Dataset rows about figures
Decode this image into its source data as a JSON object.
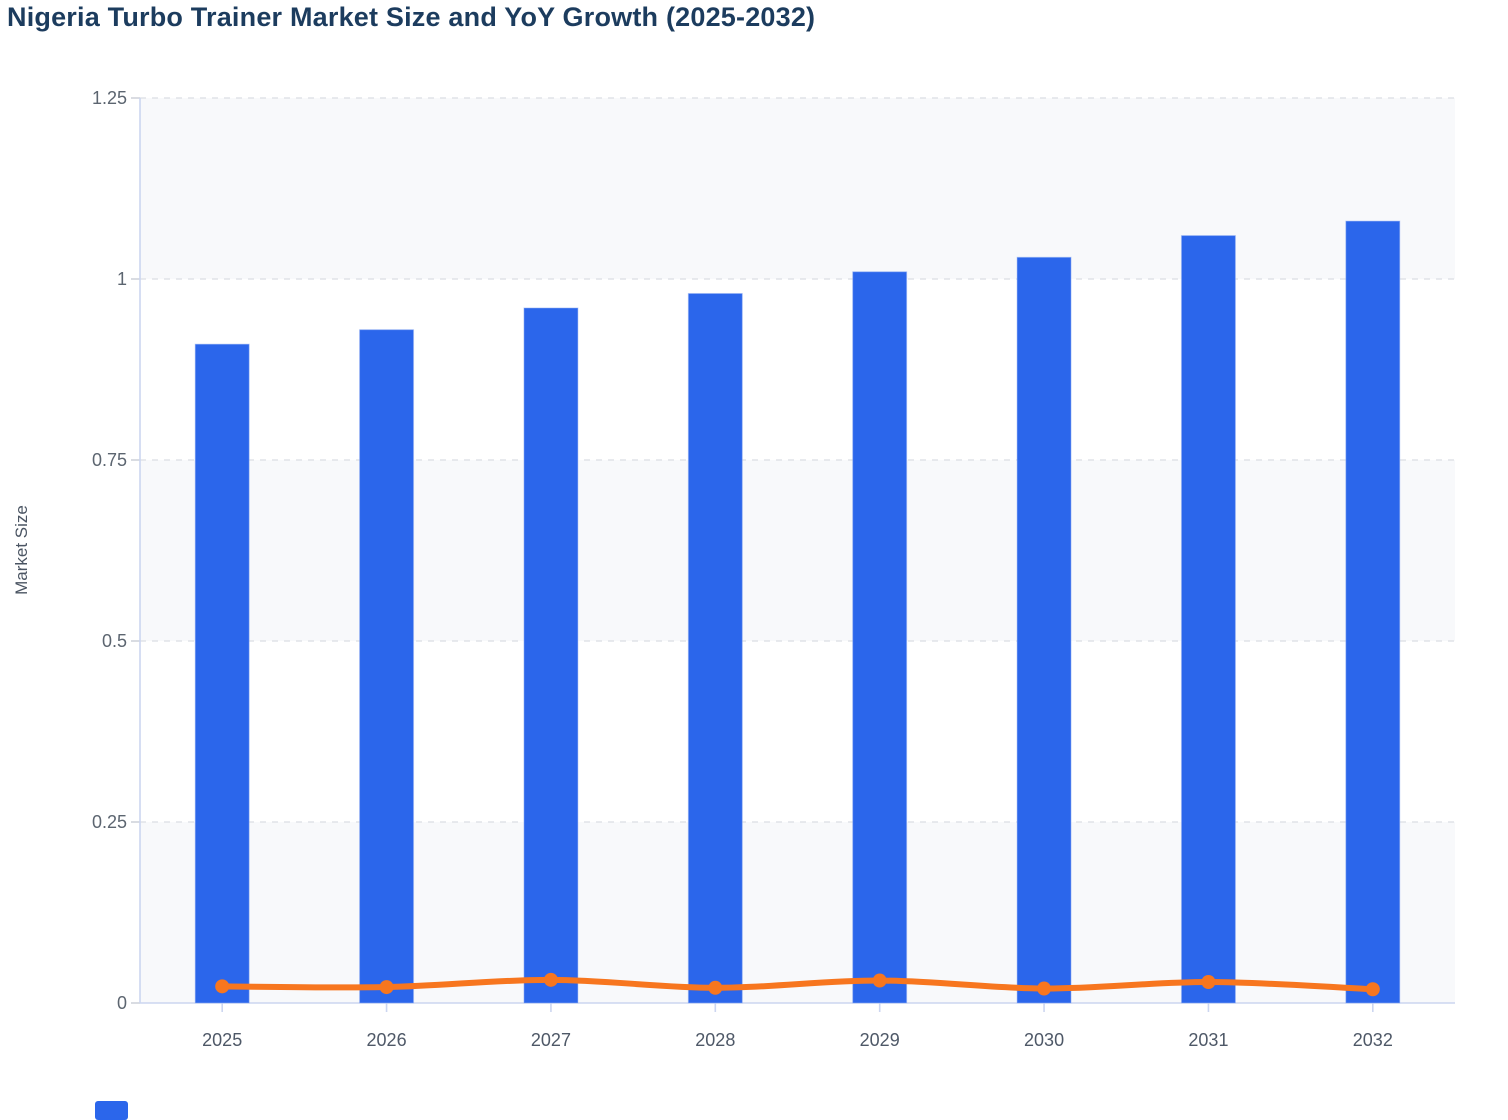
{
  "header": {
    "title": "Nigeria Turbo Trainer Market Size and YoY Growth (2025-2032)"
  },
  "chart_data": {
    "type": "bar",
    "subtype": "bar-line-combo",
    "title": "Nigeria Turbo Trainer Market Size and YoY Growth (2025-2032)",
    "categories": [
      "2025",
      "2026",
      "2027",
      "2028",
      "2029",
      "2030",
      "2031",
      "2032"
    ],
    "series": [
      {
        "name": "Market Size",
        "type": "bar",
        "color": "#2b66eb",
        "values": [
          0.91,
          0.93,
          0.96,
          0.98,
          1.01,
          1.03,
          1.06,
          1.08
        ]
      },
      {
        "name": "YoY Growth",
        "type": "line",
        "color": "#f7761f",
        "smooth": true,
        "values": [
          0.023,
          0.022,
          0.032,
          0.021,
          0.031,
          0.02,
          0.029,
          0.019
        ]
      }
    ],
    "xlabel": "",
    "ylabel": "Market Size",
    "ylim": [
      0,
      1.25
    ],
    "yticks": [
      0,
      0.25,
      0.5,
      0.75,
      1,
      1.25
    ],
    "ytick_labels": [
      "0",
      "0.25",
      "0.5",
      "0.75",
      "1",
      "1.25"
    ],
    "grid": "horizontal dashed gridlines with alternating band fills",
    "legend_position": "bottom-left, cut off at image edge (only partial blue swatch visible)",
    "colors": {
      "bar": "#2b66eb",
      "line": "#f7761f",
      "title": "#1c3c5e",
      "axis_line": "#ccd6f0",
      "axis_tick": "#c9cdd6",
      "grid_line": "#e0e3e8",
      "band_fill": "#f8f9fb",
      "band_alt_fill": "#ffffff",
      "y_tick_label": "#5c6570",
      "x_tick_label": "#4e5867",
      "y_axis_title": "#4a5462"
    }
  }
}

*Brief:* Go through the listing above and quote it exactly, apart from its images.

*Complete answer:*
Decode this image into its source data as a JSON object.
{
  "header": {
    "title": "Nigeria Turbo Trainer Market Size and YoY Growth (2025-2032)"
  },
  "chart_data": {
    "type": "bar",
    "subtype": "bar-line-combo",
    "title": "Nigeria Turbo Trainer Market Size and YoY Growth (2025-2032)",
    "categories": [
      "2025",
      "2026",
      "2027",
      "2028",
      "2029",
      "2030",
      "2031",
      "2032"
    ],
    "series": [
      {
        "name": "Market Size",
        "type": "bar",
        "color": "#2b66eb",
        "values": [
          0.91,
          0.93,
          0.96,
          0.98,
          1.01,
          1.03,
          1.06,
          1.08
        ]
      },
      {
        "name": "YoY Growth",
        "type": "line",
        "color": "#f7761f",
        "smooth": true,
        "values": [
          0.023,
          0.022,
          0.032,
          0.021,
          0.031,
          0.02,
          0.029,
          0.019
        ]
      }
    ],
    "xlabel": "",
    "ylabel": "Market Size",
    "ylim": [
      0,
      1.25
    ],
    "yticks": [
      0,
      0.25,
      0.5,
      0.75,
      1,
      1.25
    ],
    "ytick_labels": [
      "0",
      "0.25",
      "0.5",
      "0.75",
      "1",
      "1.25"
    ],
    "grid": "horizontal dashed gridlines with alternating band fills",
    "legend_position": "bottom-left, cut off at image edge (only partial blue swatch visible)",
    "colors": {
      "bar": "#2b66eb",
      "line": "#f7761f",
      "title": "#1c3c5e",
      "axis_line": "#ccd6f0",
      "axis_tick": "#c9cdd6",
      "grid_line": "#e0e3e8",
      "band_fill": "#f8f9fb",
      "band_alt_fill": "#ffffff",
      "y_tick_label": "#5c6570",
      "x_tick_label": "#4e5867",
      "y_axis_title": "#4a5462"
    }
  }
}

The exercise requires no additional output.